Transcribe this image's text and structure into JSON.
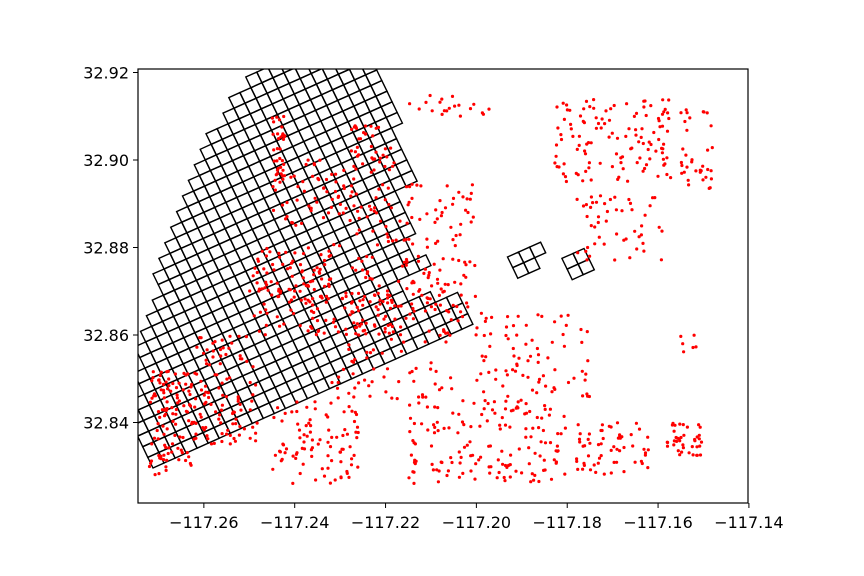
{
  "chart_data": {
    "type": "scatter",
    "title": "",
    "xlabel": "",
    "ylabel": "",
    "xlim": [
      -117.2745,
      -117.1402
    ],
    "ylim": [
      32.8216,
      32.9208
    ],
    "x_ticks": [
      -117.26,
      -117.24,
      -117.22,
      -117.2,
      -117.18,
      -117.16,
      -117.14
    ],
    "x_tick_labels": [
      "−117.26",
      "−117.24",
      "−117.22",
      "−117.20",
      "−117.18",
      "−117.16",
      "−117.14"
    ],
    "y_ticks": [
      32.84,
      32.86,
      32.88,
      32.9,
      32.92
    ],
    "y_tick_labels": [
      "32.84",
      "32.86",
      "32.88",
      "32.90",
      "32.92"
    ],
    "grid": false,
    "legend": "none",
    "colors": {
      "grid_cells": "#000000",
      "points": "#ff0000"
    },
    "grid_overlay": {
      "description_units": "degrees",
      "rotation_deg": 25,
      "origin": [
        -117.2712,
        32.8296
      ],
      "cell_size": 0.00268,
      "row_spans": [
        [
          0,
          28
        ],
        [
          0,
          28
        ],
        [
          0,
          28
        ],
        [
          0,
          26
        ],
        [
          0,
          24
        ],
        [
          1,
          24
        ],
        [
          2,
          27
        ],
        [
          2,
          26
        ],
        [
          3,
          26
        ],
        [
          3,
          27
        ],
        [
          4,
          27
        ],
        [
          5,
          27
        ],
        [
          6,
          27
        ],
        [
          7,
          29
        ],
        [
          7,
          29
        ],
        [
          8,
          29
        ],
        [
          9,
          29
        ],
        [
          10,
          29
        ],
        [
          11,
          30
        ],
        [
          12,
          30
        ],
        [
          13,
          30
        ],
        [
          14,
          30
        ],
        [
          15,
          30
        ],
        [
          16,
          30
        ],
        [
          18,
          30
        ],
        [
          19,
          30
        ],
        [
          21,
          30
        ],
        [
          23,
          30
        ],
        [
          25,
          30
        ],
        [
          28,
          30
        ]
      ],
      "extra_cells": [
        [
          34,
          2
        ],
        [
          35,
          2
        ],
        [
          34,
          3
        ],
        [
          35,
          3
        ],
        [
          36,
          3
        ],
        [
          38,
          0
        ],
        [
          39,
          0
        ],
        [
          38,
          1
        ],
        [
          39,
          1
        ]
      ]
    },
    "point_clusters": [
      {
        "name": "",
        "lon": [
          -117.272,
          -117.262
        ],
        "lat": [
          32.828,
          32.852
        ],
        "n": 110
      },
      {
        "name": "",
        "lon": [
          -117.262,
          -117.248
        ],
        "lat": [
          32.835,
          32.86
        ],
        "n": 100
      },
      {
        "name": "",
        "lon": [
          -117.25,
          -117.232
        ],
        "lat": [
          32.86,
          32.88
        ],
        "n": 120
      },
      {
        "name": "",
        "lon": [
          -117.245,
          -117.226
        ],
        "lat": [
          32.826,
          32.845
        ],
        "n": 90
      },
      {
        "name": "",
        "lon": [
          -117.232,
          -117.205
        ],
        "lat": [
          32.845,
          32.87
        ],
        "n": 110
      },
      {
        "name": "",
        "lon": [
          -117.228,
          -117.2
        ],
        "lat": [
          32.86,
          32.878
        ],
        "n": 110
      },
      {
        "name": "",
        "lon": [
          -117.232,
          -117.2
        ],
        "lat": [
          32.88,
          32.895
        ],
        "n": 80
      },
      {
        "name": "",
        "lon": [
          -117.245,
          -117.225
        ],
        "lat": [
          32.885,
          32.9
        ],
        "n": 60
      },
      {
        "name": "",
        "lon": [
          -117.215,
          -117.18
        ],
        "lat": [
          32.826,
          32.845
        ],
        "n": 150
      },
      {
        "name": "",
        "lon": [
          -117.2,
          -117.175
        ],
        "lat": [
          32.845,
          32.865
        ],
        "n": 80
      },
      {
        "name": "",
        "lon": [
          -117.178,
          -117.162
        ],
        "lat": [
          32.828,
          32.84
        ],
        "n": 60
      },
      {
        "name": "",
        "lon": [
          -117.158,
          -117.15
        ],
        "lat": [
          32.832,
          32.84
        ],
        "n": 40
      },
      {
        "name": "",
        "lon": [
          -117.183,
          -117.157
        ],
        "lat": [
          32.895,
          32.914
        ],
        "n": 120
      },
      {
        "name": "",
        "lon": [
          -117.155,
          -117.148
        ],
        "lat": [
          32.893,
          32.912
        ],
        "n": 35
      },
      {
        "name": "",
        "lon": [
          -117.178,
          -117.158
        ],
        "lat": [
          32.877,
          32.892
        ],
        "n": 50
      },
      {
        "name": "",
        "lon": [
          -117.245,
          -117.242
        ],
        "lat": [
          32.896,
          32.91
        ],
        "n": 30
      },
      {
        "name": "",
        "lon": [
          -117.228,
          -117.218
        ],
        "lat": [
          32.897,
          32.908
        ],
        "n": 40
      },
      {
        "name": "",
        "lon": [
          -117.215,
          -117.195
        ],
        "lat": [
          32.91,
          32.915
        ],
        "n": 20
      },
      {
        "name": "",
        "lon": [
          -117.157,
          -117.151
        ],
        "lat": [
          32.855,
          32.86
        ],
        "n": 6
      }
    ]
  }
}
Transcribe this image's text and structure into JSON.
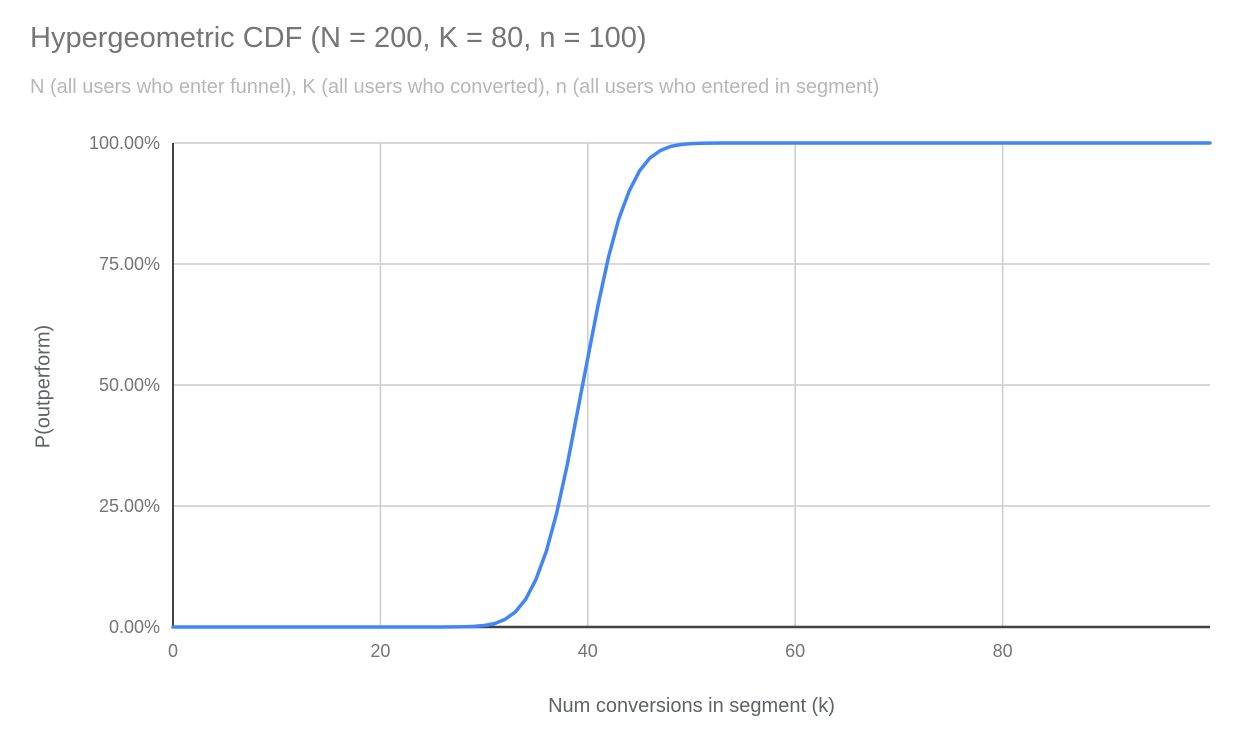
{
  "chart_data": {
    "type": "line",
    "title": "Hypergeometric CDF (N = 200, K = 80, n = 100)",
    "subtitle": "N (all users who enter funnel), K (all users who converted), n (all users who entered in segment)",
    "xlabel": "Num conversions in segment (k)",
    "ylabel": "P(outperform)",
    "xlim": [
      0,
      100
    ],
    "ylim": [
      0,
      1
    ],
    "grid": true,
    "legend": "none",
    "params": {
      "N": 200,
      "K": 80,
      "n": 100
    },
    "x_ticks": [
      0,
      20,
      40,
      60,
      80
    ],
    "x_tick_labels": [
      "0",
      "20",
      "40",
      "60",
      "80"
    ],
    "y_ticks": [
      0,
      0.25,
      0.5,
      0.75,
      1
    ],
    "y_tick_labels": [
      "0.00%",
      "25.00%",
      "50.00%",
      "75.00%",
      "100.00%"
    ],
    "series": [
      {
        "name": "P(outperform)",
        "x_start": 0,
        "x_step": 1,
        "values": [
          0,
          0,
          0,
          0,
          0,
          0,
          0,
          0,
          0,
          0,
          0,
          0,
          0,
          0,
          0,
          0,
          0,
          0,
          0,
          0,
          0,
          0,
          0,
          0,
          0,
          0,
          0.0001,
          0.0002,
          0.0005,
          0.0013,
          0.0032,
          0.0071,
          0.0154,
          0.0307,
          0.0571,
          0.0985,
          0.1562,
          0.2358,
          0.3336,
          0.4443,
          0.5557,
          0.6664,
          0.7642,
          0.8438,
          0.9015,
          0.9429,
          0.9693,
          0.9846,
          0.9929,
          0.9968,
          0.9987,
          0.9995,
          0.9998,
          0.9999,
          1,
          1,
          1,
          1,
          1,
          1,
          1,
          1,
          1,
          1,
          1,
          1,
          1,
          1,
          1,
          1,
          1,
          1,
          1,
          1,
          1,
          1,
          1,
          1,
          1,
          1,
          1,
          1,
          1,
          1,
          1,
          1,
          1,
          1,
          1,
          1,
          1,
          1,
          1,
          1,
          1,
          1,
          1,
          1,
          1,
          1,
          1
        ]
      }
    ],
    "colors": {
      "line": "#4285f4",
      "grid": "#cccccc",
      "axis": "#424242",
      "title": "#757575",
      "subtitle": "#b7b7b7",
      "tick_label": "#757575",
      "axis_title": "#5f6368",
      "background": "#ffffff"
    }
  }
}
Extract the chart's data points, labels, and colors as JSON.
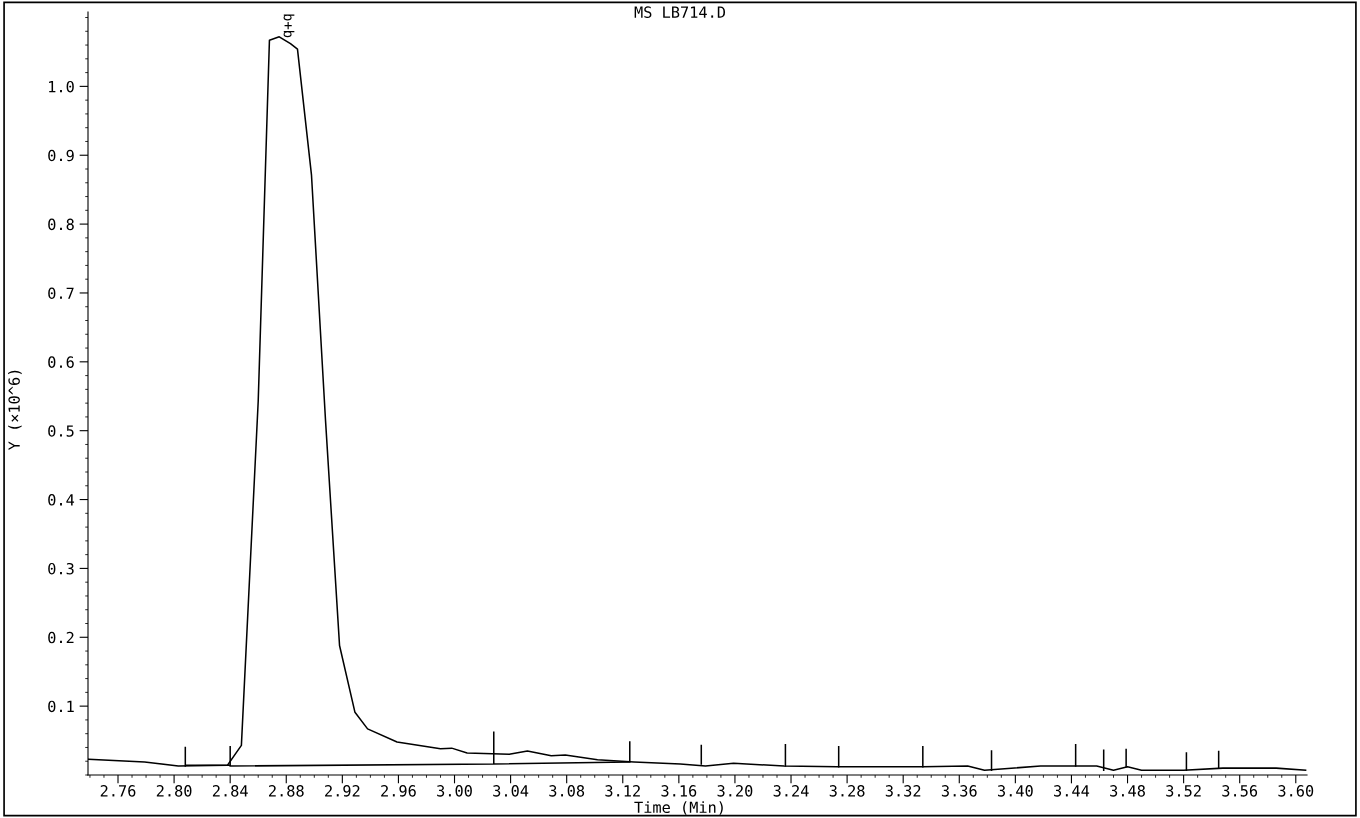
{
  "chart_data": {
    "type": "line",
    "title": "MS LB714.D",
    "xlabel": "Time (Min)",
    "ylabel": "Y (×10^6)",
    "xlim": [
      2.7386,
      3.608
    ],
    "ylim": [
      0,
      1.108
    ],
    "xticks": [
      {
        "value": 2.76,
        "label": "2.76"
      },
      {
        "value": 2.8,
        "label": "2.80"
      },
      {
        "value": 2.84,
        "label": "2.84"
      },
      {
        "value": 2.88,
        "label": "2.88"
      },
      {
        "value": 2.92,
        "label": "2.92"
      },
      {
        "value": 2.96,
        "label": "2.96"
      },
      {
        "value": 3.0,
        "label": "3.00"
      },
      {
        "value": 3.04,
        "label": "3.04"
      },
      {
        "value": 3.08,
        "label": "3.08"
      },
      {
        "value": 3.12,
        "label": "3.12"
      },
      {
        "value": 3.16,
        "label": "3.16"
      },
      {
        "value": 3.2,
        "label": "3.20"
      },
      {
        "value": 3.24,
        "label": "3.24"
      },
      {
        "value": 3.28,
        "label": "3.28"
      },
      {
        "value": 3.32,
        "label": "3.32"
      },
      {
        "value": 3.36,
        "label": "3.36"
      },
      {
        "value": 3.4,
        "label": "3.40"
      },
      {
        "value": 3.44,
        "label": "3.44"
      },
      {
        "value": 3.48,
        "label": "3.48"
      },
      {
        "value": 3.52,
        "label": "3.52"
      },
      {
        "value": 3.56,
        "label": "3.56"
      },
      {
        "value": 3.6,
        "label": "3.60"
      }
    ],
    "yticks": [
      {
        "value": 0.1,
        "label": "0.1"
      },
      {
        "value": 0.2,
        "label": "0.2"
      },
      {
        "value": 0.3,
        "label": "0.3"
      },
      {
        "value": 0.4,
        "label": "0.4"
      },
      {
        "value": 0.5,
        "label": "0.5"
      },
      {
        "value": 0.6,
        "label": "0.6"
      },
      {
        "value": 0.7,
        "label": "0.7"
      },
      {
        "value": 0.8,
        "label": "0.8"
      },
      {
        "value": 0.9,
        "label": "0.9"
      },
      {
        "value": 1.0,
        "label": "1.0"
      }
    ],
    "grid": false,
    "marker": "none",
    "line_style": "solid",
    "annotations": [
      {
        "text": "b+b",
        "x": 2.881,
        "y": 1.07
      }
    ],
    "series": [
      {
        "color": "#000000",
        "x": [
          2.739,
          2.779,
          2.803,
          2.838,
          2.848,
          2.86,
          2.868,
          2.875,
          2.883,
          2.888,
          2.898,
          2.908,
          2.918,
          2.929,
          2.938,
          2.959,
          2.99,
          2.998,
          3.009,
          3.039,
          3.052,
          3.069,
          3.079,
          3.102,
          3.128,
          3.161,
          3.179,
          3.199,
          3.235,
          3.273,
          3.334,
          3.366,
          3.378,
          3.418,
          3.458,
          3.47,
          3.48,
          3.49,
          3.52,
          3.548,
          3.564,
          3.586,
          3.607
        ],
        "values": [
          0.023,
          0.019,
          0.013,
          0.014,
          0.043,
          0.543,
          1.067,
          1.072,
          1.062,
          1.054,
          0.871,
          0.515,
          0.188,
          0.091,
          0.067,
          0.048,
          0.038,
          0.039,
          0.032,
          0.03,
          0.035,
          0.028,
          0.029,
          0.022,
          0.019,
          0.016,
          0.013,
          0.017,
          0.013,
          0.012,
          0.012,
          0.013,
          0.007,
          0.013,
          0.013,
          0.007,
          0.012,
          0.007,
          0.007,
          0.01,
          0.01,
          0.01,
          0.007
        ]
      },
      {
        "color": "#000000",
        "x": [
          2.808,
          2.84,
          null,
          2.84,
          3.028,
          null,
          3.028,
          3.125,
          null,
          2.808,
          2.808,
          null,
          2.84,
          2.84,
          null,
          3.028,
          3.028,
          null,
          3.125,
          3.125,
          null,
          3.176,
          3.176,
          null,
          3.236,
          3.236,
          null,
          3.274,
          3.274,
          null,
          3.334,
          3.334,
          null,
          3.383,
          3.383,
          null,
          3.443,
          3.443,
          null,
          3.463,
          3.463,
          null,
          3.479,
          3.479,
          null,
          3.522,
          3.522,
          null,
          3.545,
          3.545
        ],
        "values": [
          0.014,
          0.014,
          null,
          0.013,
          0.016,
          null,
          0.016,
          0.019,
          null,
          0.013,
          0.04,
          null,
          0.014,
          0.041,
          null,
          0.016,
          0.062,
          null,
          0.019,
          0.048,
          null,
          0.016,
          0.043,
          null,
          0.013,
          0.044,
          null,
          0.012,
          0.041,
          null,
          0.012,
          0.041,
          null,
          0.007,
          0.035,
          null,
          0.013,
          0.044,
          null,
          0.007,
          0.036,
          null,
          0.012,
          0.037,
          null,
          0.007,
          0.032,
          null,
          0.01,
          0.034
        ]
      }
    ]
  }
}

## STATED EXERCISE
Copy each line of the records containing the string "xlabel".

## OUTPUT OF THE TASK
    "xlabel": "",
    "xlabel": "Num conversions in segment (k)",
    "xlabel": "Time (Min)",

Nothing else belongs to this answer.